> [Task instructions] Search the listing below for the string "label" and copy every line where it occurs.

> [Data extract]
┄┄┄┄┄┄┄┄┄┄

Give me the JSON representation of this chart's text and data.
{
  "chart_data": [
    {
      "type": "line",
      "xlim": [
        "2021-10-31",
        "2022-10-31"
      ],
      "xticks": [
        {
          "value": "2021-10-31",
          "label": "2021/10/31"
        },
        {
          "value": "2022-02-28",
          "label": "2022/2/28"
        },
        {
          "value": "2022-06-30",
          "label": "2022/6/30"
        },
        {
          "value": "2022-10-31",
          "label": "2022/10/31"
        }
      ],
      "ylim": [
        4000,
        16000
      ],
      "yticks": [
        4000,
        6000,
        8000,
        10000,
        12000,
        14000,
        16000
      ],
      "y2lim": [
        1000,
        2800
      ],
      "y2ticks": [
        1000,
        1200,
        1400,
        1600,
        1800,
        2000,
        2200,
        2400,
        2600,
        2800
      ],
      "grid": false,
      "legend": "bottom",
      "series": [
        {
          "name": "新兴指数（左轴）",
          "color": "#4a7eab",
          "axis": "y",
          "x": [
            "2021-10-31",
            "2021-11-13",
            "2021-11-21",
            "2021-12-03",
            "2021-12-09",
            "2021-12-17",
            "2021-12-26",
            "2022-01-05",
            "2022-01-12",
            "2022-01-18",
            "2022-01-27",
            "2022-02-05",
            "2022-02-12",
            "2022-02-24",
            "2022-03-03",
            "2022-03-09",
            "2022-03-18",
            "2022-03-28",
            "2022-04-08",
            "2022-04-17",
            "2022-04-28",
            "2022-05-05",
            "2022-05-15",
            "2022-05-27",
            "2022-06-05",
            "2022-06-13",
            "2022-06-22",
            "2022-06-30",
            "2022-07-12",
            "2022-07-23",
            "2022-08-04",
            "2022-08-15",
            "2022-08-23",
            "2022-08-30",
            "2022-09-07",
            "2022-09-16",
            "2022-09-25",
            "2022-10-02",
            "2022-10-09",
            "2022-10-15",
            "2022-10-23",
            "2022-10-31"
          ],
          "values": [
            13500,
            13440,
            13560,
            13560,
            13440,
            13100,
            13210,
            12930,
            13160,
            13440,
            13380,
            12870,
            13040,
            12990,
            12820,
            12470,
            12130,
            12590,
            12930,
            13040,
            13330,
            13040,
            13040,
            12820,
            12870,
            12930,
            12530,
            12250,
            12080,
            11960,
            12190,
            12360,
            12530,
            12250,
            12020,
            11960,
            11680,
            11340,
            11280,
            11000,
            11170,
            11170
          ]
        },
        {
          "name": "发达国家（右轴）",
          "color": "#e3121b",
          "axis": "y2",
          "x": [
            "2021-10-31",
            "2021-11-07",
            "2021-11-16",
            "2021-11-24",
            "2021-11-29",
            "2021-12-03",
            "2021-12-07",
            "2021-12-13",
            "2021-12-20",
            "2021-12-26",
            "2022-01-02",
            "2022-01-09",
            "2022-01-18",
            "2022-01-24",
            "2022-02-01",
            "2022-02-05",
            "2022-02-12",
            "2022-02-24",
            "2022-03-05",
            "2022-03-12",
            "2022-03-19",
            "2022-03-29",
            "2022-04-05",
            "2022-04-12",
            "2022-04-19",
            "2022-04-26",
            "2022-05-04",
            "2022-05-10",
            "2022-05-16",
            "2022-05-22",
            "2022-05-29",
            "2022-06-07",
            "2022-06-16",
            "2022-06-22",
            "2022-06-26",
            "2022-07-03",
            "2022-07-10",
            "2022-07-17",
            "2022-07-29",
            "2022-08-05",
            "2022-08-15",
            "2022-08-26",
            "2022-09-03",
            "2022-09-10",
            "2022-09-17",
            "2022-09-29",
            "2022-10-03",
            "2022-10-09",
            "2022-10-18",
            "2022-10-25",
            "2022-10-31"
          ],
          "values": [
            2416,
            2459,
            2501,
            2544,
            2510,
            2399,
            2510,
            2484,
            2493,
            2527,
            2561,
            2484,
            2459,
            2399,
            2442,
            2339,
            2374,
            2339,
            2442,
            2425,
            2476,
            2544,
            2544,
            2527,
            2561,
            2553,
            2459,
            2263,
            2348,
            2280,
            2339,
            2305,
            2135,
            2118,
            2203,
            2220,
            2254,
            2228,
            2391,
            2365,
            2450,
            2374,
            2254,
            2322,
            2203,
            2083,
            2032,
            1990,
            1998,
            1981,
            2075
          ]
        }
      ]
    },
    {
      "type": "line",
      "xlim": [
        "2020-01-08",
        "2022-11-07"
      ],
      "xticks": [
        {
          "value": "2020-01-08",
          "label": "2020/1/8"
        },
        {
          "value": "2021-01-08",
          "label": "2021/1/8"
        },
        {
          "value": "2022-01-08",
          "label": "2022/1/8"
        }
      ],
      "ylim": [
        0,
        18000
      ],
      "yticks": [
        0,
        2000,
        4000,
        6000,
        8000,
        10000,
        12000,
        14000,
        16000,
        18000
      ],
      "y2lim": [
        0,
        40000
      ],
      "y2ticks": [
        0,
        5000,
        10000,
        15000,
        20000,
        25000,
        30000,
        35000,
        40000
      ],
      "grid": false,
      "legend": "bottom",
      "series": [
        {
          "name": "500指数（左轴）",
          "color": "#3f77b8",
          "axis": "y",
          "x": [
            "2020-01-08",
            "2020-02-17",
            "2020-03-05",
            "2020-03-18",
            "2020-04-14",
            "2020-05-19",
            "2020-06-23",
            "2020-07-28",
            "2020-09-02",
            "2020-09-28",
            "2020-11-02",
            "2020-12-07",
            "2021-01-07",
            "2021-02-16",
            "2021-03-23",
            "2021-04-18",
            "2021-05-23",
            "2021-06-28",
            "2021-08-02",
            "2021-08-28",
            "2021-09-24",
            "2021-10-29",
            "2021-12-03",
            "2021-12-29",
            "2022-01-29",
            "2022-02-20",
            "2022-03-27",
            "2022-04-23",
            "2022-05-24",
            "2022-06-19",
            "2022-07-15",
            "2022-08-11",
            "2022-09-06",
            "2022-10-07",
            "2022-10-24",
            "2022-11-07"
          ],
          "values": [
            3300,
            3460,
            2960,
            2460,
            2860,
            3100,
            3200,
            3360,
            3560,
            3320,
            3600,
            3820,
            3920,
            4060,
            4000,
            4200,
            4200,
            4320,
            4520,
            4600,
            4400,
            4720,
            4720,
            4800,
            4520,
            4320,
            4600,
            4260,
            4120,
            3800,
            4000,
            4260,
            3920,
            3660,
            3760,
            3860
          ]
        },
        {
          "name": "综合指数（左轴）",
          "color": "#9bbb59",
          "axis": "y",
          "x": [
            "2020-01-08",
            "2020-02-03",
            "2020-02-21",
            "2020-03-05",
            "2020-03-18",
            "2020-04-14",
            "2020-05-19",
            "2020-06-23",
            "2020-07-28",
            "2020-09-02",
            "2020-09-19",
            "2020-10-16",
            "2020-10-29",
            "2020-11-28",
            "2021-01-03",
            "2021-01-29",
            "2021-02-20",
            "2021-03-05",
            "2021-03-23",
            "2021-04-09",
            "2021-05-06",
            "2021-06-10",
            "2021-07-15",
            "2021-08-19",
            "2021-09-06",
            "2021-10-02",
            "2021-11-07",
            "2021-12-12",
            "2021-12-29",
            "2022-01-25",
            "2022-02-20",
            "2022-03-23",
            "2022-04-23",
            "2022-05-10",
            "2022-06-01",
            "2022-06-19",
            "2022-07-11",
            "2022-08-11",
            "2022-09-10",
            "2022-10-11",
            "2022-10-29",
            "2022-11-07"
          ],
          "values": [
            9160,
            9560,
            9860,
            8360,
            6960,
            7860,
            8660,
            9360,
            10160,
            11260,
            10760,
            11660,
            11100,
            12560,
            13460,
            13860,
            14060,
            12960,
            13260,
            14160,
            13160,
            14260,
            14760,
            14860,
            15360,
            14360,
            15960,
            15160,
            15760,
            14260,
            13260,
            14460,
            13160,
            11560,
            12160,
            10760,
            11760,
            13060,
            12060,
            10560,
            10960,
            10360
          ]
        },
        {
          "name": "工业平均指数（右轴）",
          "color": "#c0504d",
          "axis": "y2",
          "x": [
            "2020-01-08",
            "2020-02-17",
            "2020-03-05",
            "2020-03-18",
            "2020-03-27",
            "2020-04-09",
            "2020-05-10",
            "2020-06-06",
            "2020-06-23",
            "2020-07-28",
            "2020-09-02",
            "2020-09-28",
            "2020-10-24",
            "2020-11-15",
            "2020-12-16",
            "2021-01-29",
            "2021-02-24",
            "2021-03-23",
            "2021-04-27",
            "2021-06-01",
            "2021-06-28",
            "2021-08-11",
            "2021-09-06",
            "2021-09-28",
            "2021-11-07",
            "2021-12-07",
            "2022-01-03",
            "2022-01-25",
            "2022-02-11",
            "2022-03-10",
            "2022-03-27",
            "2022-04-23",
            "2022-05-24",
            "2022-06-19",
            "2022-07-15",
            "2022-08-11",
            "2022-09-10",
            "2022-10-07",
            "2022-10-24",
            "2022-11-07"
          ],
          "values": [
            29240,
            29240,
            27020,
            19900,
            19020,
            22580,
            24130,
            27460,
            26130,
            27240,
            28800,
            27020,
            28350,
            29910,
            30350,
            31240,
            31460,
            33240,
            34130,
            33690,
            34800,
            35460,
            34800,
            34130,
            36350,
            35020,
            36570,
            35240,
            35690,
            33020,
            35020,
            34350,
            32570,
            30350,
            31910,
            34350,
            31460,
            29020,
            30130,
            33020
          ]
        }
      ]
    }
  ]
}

┄┄┄┄┄┄┄┄┄┄

> [Task output]
          "label": "2021/10/31"
          "label": "2022/2/28"
          "label": "2022/6/30"
          "label": "2022/10/31"
          "label": "2020/1/8"
          "label": "2021/1/8"
          "label": "2022/1/8"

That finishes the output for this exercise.